[Written instruction]:
Everything in the data should be repeated exactly, save for the images.

[Listing]:
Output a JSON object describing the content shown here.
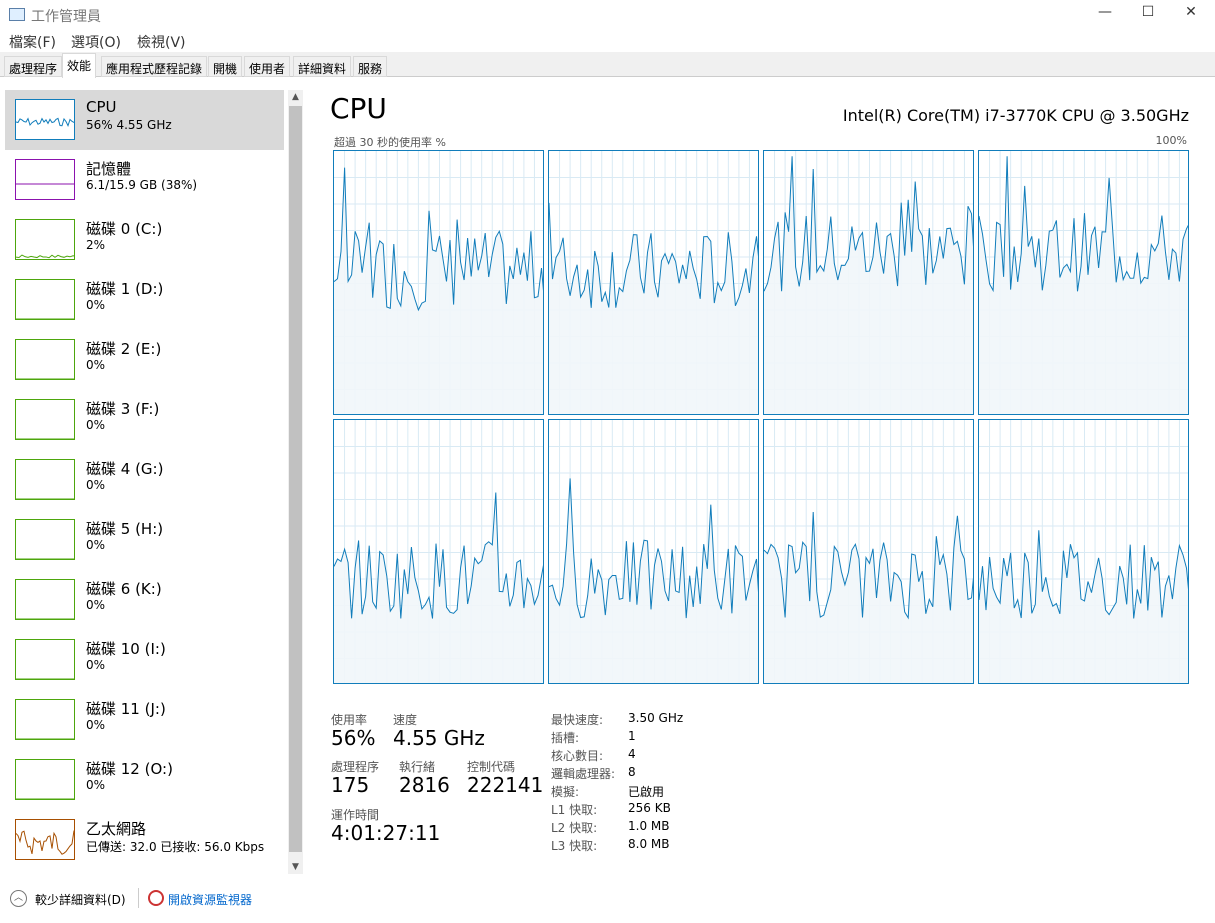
{
  "window": {
    "title": "工作管理員",
    "min": "—",
    "max": "☐",
    "close": "✕"
  },
  "menu": [
    "檔案(F)",
    "選項(O)",
    "檢視(V)"
  ],
  "tabs": [
    "處理程序",
    "效能",
    "應用程式歷程記錄",
    "開機",
    "使用者",
    "詳細資料",
    "服務"
  ],
  "sidebar": [
    {
      "name": "CPU",
      "sub": "56% 4.55 GHz",
      "color": "#117dbb"
    },
    {
      "name": "記憶體",
      "sub": "6.1/15.9 GB (38%)",
      "color": "#8b12ae"
    },
    {
      "name": "磁碟 0 (C:)",
      "sub": "2%",
      "color": "#4da60c"
    },
    {
      "name": "磁碟 1 (D:)",
      "sub": "0%",
      "color": "#4da60c"
    },
    {
      "name": "磁碟 2 (E:)",
      "sub": "0%",
      "color": "#4da60c"
    },
    {
      "name": "磁碟 3 (F:)",
      "sub": "0%",
      "color": "#4da60c"
    },
    {
      "name": "磁碟 4 (G:)",
      "sub": "0%",
      "color": "#4da60c"
    },
    {
      "name": "磁碟 5 (H:)",
      "sub": "0%",
      "color": "#4da60c"
    },
    {
      "name": "磁碟 6 (K:)",
      "sub": "0%",
      "color": "#4da60c"
    },
    {
      "name": "磁碟 10 (I:)",
      "sub": "0%",
      "color": "#4da60c"
    },
    {
      "name": "磁碟 11 (J:)",
      "sub": "0%",
      "color": "#4da60c"
    },
    {
      "name": "磁碟 12 (O:)",
      "sub": "0%",
      "color": "#4da60c"
    },
    {
      "name": "乙太網路",
      "sub": "已傳送: 32.0 已接收: 56.0 Kbps",
      "color": "#a74f01"
    }
  ],
  "main": {
    "title": "CPU",
    "model": "Intel(R) Core(TM) i7-3770K CPU @ 3.50GHz",
    "graph_label": "超過 30 秒的使用率 %",
    "graph_max": "100%",
    "logical_processors_shown": 8
  },
  "stats": {
    "usage_label": "使用率",
    "usage": "56%",
    "speed_label": "速度",
    "speed": "4.55 GHz",
    "processes_label": "處理程序",
    "processes": "175",
    "threads_label": "執行緒",
    "threads": "2816",
    "handles_label": "控制代碼",
    "handles": "222141",
    "uptime_label": "運作時間",
    "uptime": "4:01:27:11"
  },
  "details": [
    {
      "k": "最快速度:",
      "v": "3.50 GHz"
    },
    {
      "k": "插槽:",
      "v": "1"
    },
    {
      "k": "核心數目:",
      "v": "4"
    },
    {
      "k": "邏輯處理器:",
      "v": "8"
    },
    {
      "k": "模擬:",
      "v": "已啟用"
    },
    {
      "k": "L1 快取:",
      "v": "256 KB"
    },
    {
      "k": "L2 快取:",
      "v": "1.0 MB"
    },
    {
      "k": "L3 快取:",
      "v": "8.0 MB"
    }
  ],
  "footer": {
    "fewer": "較少詳細資料(D)",
    "monitor": "開啟資源監視器"
  }
}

[Worked answer]:
Output a JSON object describing the content shown here.
{
  "window": {
    "title": "工作管理員",
    "min": "—",
    "max": "☐",
    "close": "✕"
  },
  "menu": [
    "檔案(F)",
    "選項(O)",
    "檢視(V)"
  ],
  "tabs": [
    "處理程序",
    "效能",
    "應用程式歷程記錄",
    "開機",
    "使用者",
    "詳細資料",
    "服務"
  ],
  "sidebar": [
    {
      "name": "CPU",
      "sub": "56% 4.55 GHz",
      "color": "#117dbb"
    },
    {
      "name": "記憶體",
      "sub": "6.1/15.9 GB (38%)",
      "color": "#8b12ae"
    },
    {
      "name": "磁碟 0 (C:)",
      "sub": "2%",
      "color": "#4da60c"
    },
    {
      "name": "磁碟 1 (D:)",
      "sub": "0%",
      "color": "#4da60c"
    },
    {
      "name": "磁碟 2 (E:)",
      "sub": "0%",
      "color": "#4da60c"
    },
    {
      "name": "磁碟 3 (F:)",
      "sub": "0%",
      "color": "#4da60c"
    },
    {
      "name": "磁碟 4 (G:)",
      "sub": "0%",
      "color": "#4da60c"
    },
    {
      "name": "磁碟 5 (H:)",
      "sub": "0%",
      "color": "#4da60c"
    },
    {
      "name": "磁碟 6 (K:)",
      "sub": "0%",
      "color": "#4da60c"
    },
    {
      "name": "磁碟 10 (I:)",
      "sub": "0%",
      "color": "#4da60c"
    },
    {
      "name": "磁碟 11 (J:)",
      "sub": "0%",
      "color": "#4da60c"
    },
    {
      "name": "磁碟 12 (O:)",
      "sub": "0%",
      "color": "#4da60c"
    },
    {
      "name": "乙太網路",
      "sub": "已傳送: 32.0 已接收: 56.0 Kbps",
      "color": "#a74f01"
    }
  ],
  "main": {
    "title": "CPU",
    "model": "Intel(R) Core(TM) i7-3770K CPU @ 3.50GHz",
    "graph_label": "超過 30 秒的使用率 %",
    "graph_max": "100%",
    "logical_processors_shown": 8
  },
  "stats": {
    "usage_label": "使用率",
    "usage": "56%",
    "speed_label": "速度",
    "speed": "4.55 GHz",
    "processes_label": "處理程序",
    "processes": "175",
    "threads_label": "執行緒",
    "threads": "2816",
    "handles_label": "控制代碼",
    "handles": "222141",
    "uptime_label": "運作時間",
    "uptime": "4:01:27:11"
  },
  "details": [
    {
      "k": "最快速度:",
      "v": "3.50 GHz"
    },
    {
      "k": "插槽:",
      "v": "1"
    },
    {
      "k": "核心數目:",
      "v": "4"
    },
    {
      "k": "邏輯處理器:",
      "v": "8"
    },
    {
      "k": "模擬:",
      "v": "已啟用"
    },
    {
      "k": "L1 快取:",
      "v": "256 KB"
    },
    {
      "k": "L2 快取:",
      "v": "1.0 MB"
    },
    {
      "k": "L3 快取:",
      "v": "8.0 MB"
    }
  ],
  "footer": {
    "fewer": "較少詳細資料(D)",
    "monitor": "開啟資源監視器"
  }
}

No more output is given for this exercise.